**WHAT THE EXERCISE ASKS**
Pictures within the data are to be left out; everything else must be reproduced exactly.

**MATERIAL PROVIDED**
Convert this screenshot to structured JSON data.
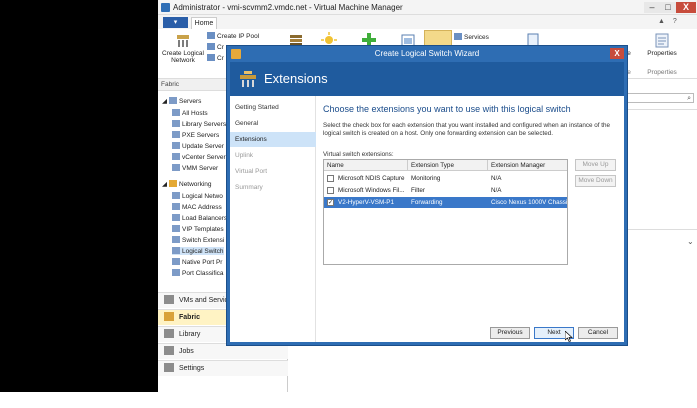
{
  "app": {
    "title": "Administrator - vmi-scvmm2.vmdc.net - Virtual Machine Manager",
    "min": "–",
    "max": "□",
    "close": "X"
  },
  "ribbon": {
    "file_tab": "▾",
    "home_tab": "Home",
    "help_icons": "▲ ?",
    "create_logical_network": "Create Logical Network",
    "create_ip_pool": "Create IP Pool",
    "create_partial_1": "Cr",
    "create_partial_2": "Cr",
    "services": "Services",
    "partial_ve_1": "ve",
    "partial_ve_2": "ve",
    "properties": "Properties",
    "properties_group": "Properties"
  },
  "leftnav": {
    "header": "Fabric",
    "tree": [
      {
        "label": "Servers",
        "icon": "servers-icon"
      },
      {
        "label": "All Hosts",
        "icon": "hosts-icon"
      },
      {
        "label": "Library Servers",
        "icon": "library-server-icon"
      },
      {
        "label": "PXE Servers",
        "icon": "pxe-icon"
      },
      {
        "label": "Update Server",
        "icon": "update-server-icon"
      },
      {
        "label": "vCenter Server",
        "icon": "vcenter-icon"
      },
      {
        "label": "VMM Server",
        "icon": "vmm-server-icon"
      },
      {
        "label": "Networking",
        "icon": "networking-icon"
      },
      {
        "label": "Logical Netwo",
        "icon": "logical-network-icon"
      },
      {
        "label": "MAC Address",
        "icon": "mac-icon"
      },
      {
        "label": "Load Balancers",
        "icon": "load-balancer-icon"
      },
      {
        "label": "VIP Templates",
        "icon": "vip-icon"
      },
      {
        "label": "Switch Extensi",
        "icon": "switch-extension-icon"
      },
      {
        "label": "Logical Switch",
        "icon": "logical-switch-icon"
      },
      {
        "label": "Native Port Pr",
        "icon": "port-profile-icon"
      },
      {
        "label": "Port Classifica",
        "icon": "port-classification-icon"
      }
    ],
    "workspaces": [
      {
        "label": "VMs and Services",
        "icon": "vms-icon"
      },
      {
        "label": "Fabric",
        "icon": "fabric-icon"
      },
      {
        "label": "Library",
        "icon": "library-icon"
      },
      {
        "label": "Jobs",
        "icon": "jobs-icon"
      },
      {
        "label": "Settings",
        "icon": "settings-icon"
      }
    ]
  },
  "content": {
    "search_glyph": "⌕",
    "chevron": "⌄"
  },
  "wizard": {
    "title": "Create Logical Switch Wizard",
    "close": "X",
    "banner_title": "Extensions",
    "steps": [
      {
        "label": "Getting Started",
        "state": "done"
      },
      {
        "label": "General",
        "state": "done"
      },
      {
        "label": "Extensions",
        "state": "current"
      },
      {
        "label": "Uplink",
        "state": "disabled"
      },
      {
        "label": "Virtual Port",
        "state": "disabled"
      },
      {
        "label": "Summary",
        "state": "disabled"
      }
    ],
    "heading": "Choose the extensions you want to use with this logical switch",
    "description": "Select the check box for each extension that you want installed and configured when an instance of the logical switch is created on a host. Only one forwarding extension can be selected.",
    "table_label": "Virtual switch extensions:",
    "columns": [
      "Name",
      "Extension Type",
      "Extension Manager"
    ],
    "rows": [
      {
        "checked": false,
        "name": "Microsoft NDIS Capture",
        "type": "Monitoring",
        "manager": "N/A"
      },
      {
        "checked": false,
        "name": "Microsoft Windows Fil...",
        "type": "Filter",
        "manager": "N/A"
      },
      {
        "checked": true,
        "name": "V2-HyperV-VSM-P1",
        "type": "Forwarding",
        "manager": "Cisco Nexus 1000V Chassi..."
      }
    ],
    "move_up": "Move Up",
    "move_down": "Move Down",
    "previous": "Previous",
    "next": "Next",
    "cancel": "Cancel"
  },
  "colors": {
    "wizard_frame": "#2e6db3",
    "banner": "#1f5b9e",
    "selection": "#3a78c9",
    "heading": "#1a4c8b",
    "active_workspace": "#fff3c4"
  }
}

**THE REPLY**
Convert this screenshot to structured JSON data.
{
  "app": {
    "title": "Administrator - vmi-scvmm2.vmdc.net - Virtual Machine Manager",
    "min": "–",
    "max": "□",
    "close": "X"
  },
  "ribbon": {
    "file_tab": "▾",
    "home_tab": "Home",
    "help_icons": "▲ ?",
    "create_logical_network": "Create Logical Network",
    "create_ip_pool": "Create IP Pool",
    "create_partial_1": "Cr",
    "create_partial_2": "Cr",
    "services": "Services",
    "partial_ve_1": "ve",
    "partial_ve_2": "ve",
    "properties": "Properties",
    "properties_group": "Properties"
  },
  "leftnav": {
    "header": "Fabric",
    "tree": [
      {
        "label": "Servers",
        "icon": "servers-icon"
      },
      {
        "label": "All Hosts",
        "icon": "hosts-icon"
      },
      {
        "label": "Library Servers",
        "icon": "library-server-icon"
      },
      {
        "label": "PXE Servers",
        "icon": "pxe-icon"
      },
      {
        "label": "Update Server",
        "icon": "update-server-icon"
      },
      {
        "label": "vCenter Server",
        "icon": "vcenter-icon"
      },
      {
        "label": "VMM Server",
        "icon": "vmm-server-icon"
      },
      {
        "label": "Networking",
        "icon": "networking-icon"
      },
      {
        "label": "Logical Netwo",
        "icon": "logical-network-icon"
      },
      {
        "label": "MAC Address",
        "icon": "mac-icon"
      },
      {
        "label": "Load Balancers",
        "icon": "load-balancer-icon"
      },
      {
        "label": "VIP Templates",
        "icon": "vip-icon"
      },
      {
        "label": "Switch Extensi",
        "icon": "switch-extension-icon"
      },
      {
        "label": "Logical Switch",
        "icon": "logical-switch-icon"
      },
      {
        "label": "Native Port Pr",
        "icon": "port-profile-icon"
      },
      {
        "label": "Port Classifica",
        "icon": "port-classification-icon"
      }
    ],
    "workspaces": [
      {
        "label": "VMs and Services",
        "icon": "vms-icon"
      },
      {
        "label": "Fabric",
        "icon": "fabric-icon"
      },
      {
        "label": "Library",
        "icon": "library-icon"
      },
      {
        "label": "Jobs",
        "icon": "jobs-icon"
      },
      {
        "label": "Settings",
        "icon": "settings-icon"
      }
    ]
  },
  "content": {
    "search_glyph": "⌕",
    "chevron": "⌄"
  },
  "wizard": {
    "title": "Create Logical Switch Wizard",
    "close": "X",
    "banner_title": "Extensions",
    "steps": [
      {
        "label": "Getting Started",
        "state": "done"
      },
      {
        "label": "General",
        "state": "done"
      },
      {
        "label": "Extensions",
        "state": "current"
      },
      {
        "label": "Uplink",
        "state": "disabled"
      },
      {
        "label": "Virtual Port",
        "state": "disabled"
      },
      {
        "label": "Summary",
        "state": "disabled"
      }
    ],
    "heading": "Choose the extensions you want to use with this logical switch",
    "description": "Select the check box for each extension that you want installed and configured when an instance of the logical switch is created on a host. Only one forwarding extension can be selected.",
    "table_label": "Virtual switch extensions:",
    "columns": [
      "Name",
      "Extension Type",
      "Extension Manager"
    ],
    "rows": [
      {
        "checked": false,
        "name": "Microsoft NDIS Capture",
        "type": "Monitoring",
        "manager": "N/A"
      },
      {
        "checked": false,
        "name": "Microsoft Windows Fil...",
        "type": "Filter",
        "manager": "N/A"
      },
      {
        "checked": true,
        "name": "V2-HyperV-VSM-P1",
        "type": "Forwarding",
        "manager": "Cisco Nexus 1000V Chassi..."
      }
    ],
    "move_up": "Move Up",
    "move_down": "Move Down",
    "previous": "Previous",
    "next": "Next",
    "cancel": "Cancel"
  },
  "colors": {
    "wizard_frame": "#2e6db3",
    "banner": "#1f5b9e",
    "selection": "#3a78c9",
    "heading": "#1a4c8b",
    "active_workspace": "#fff3c4"
  }
}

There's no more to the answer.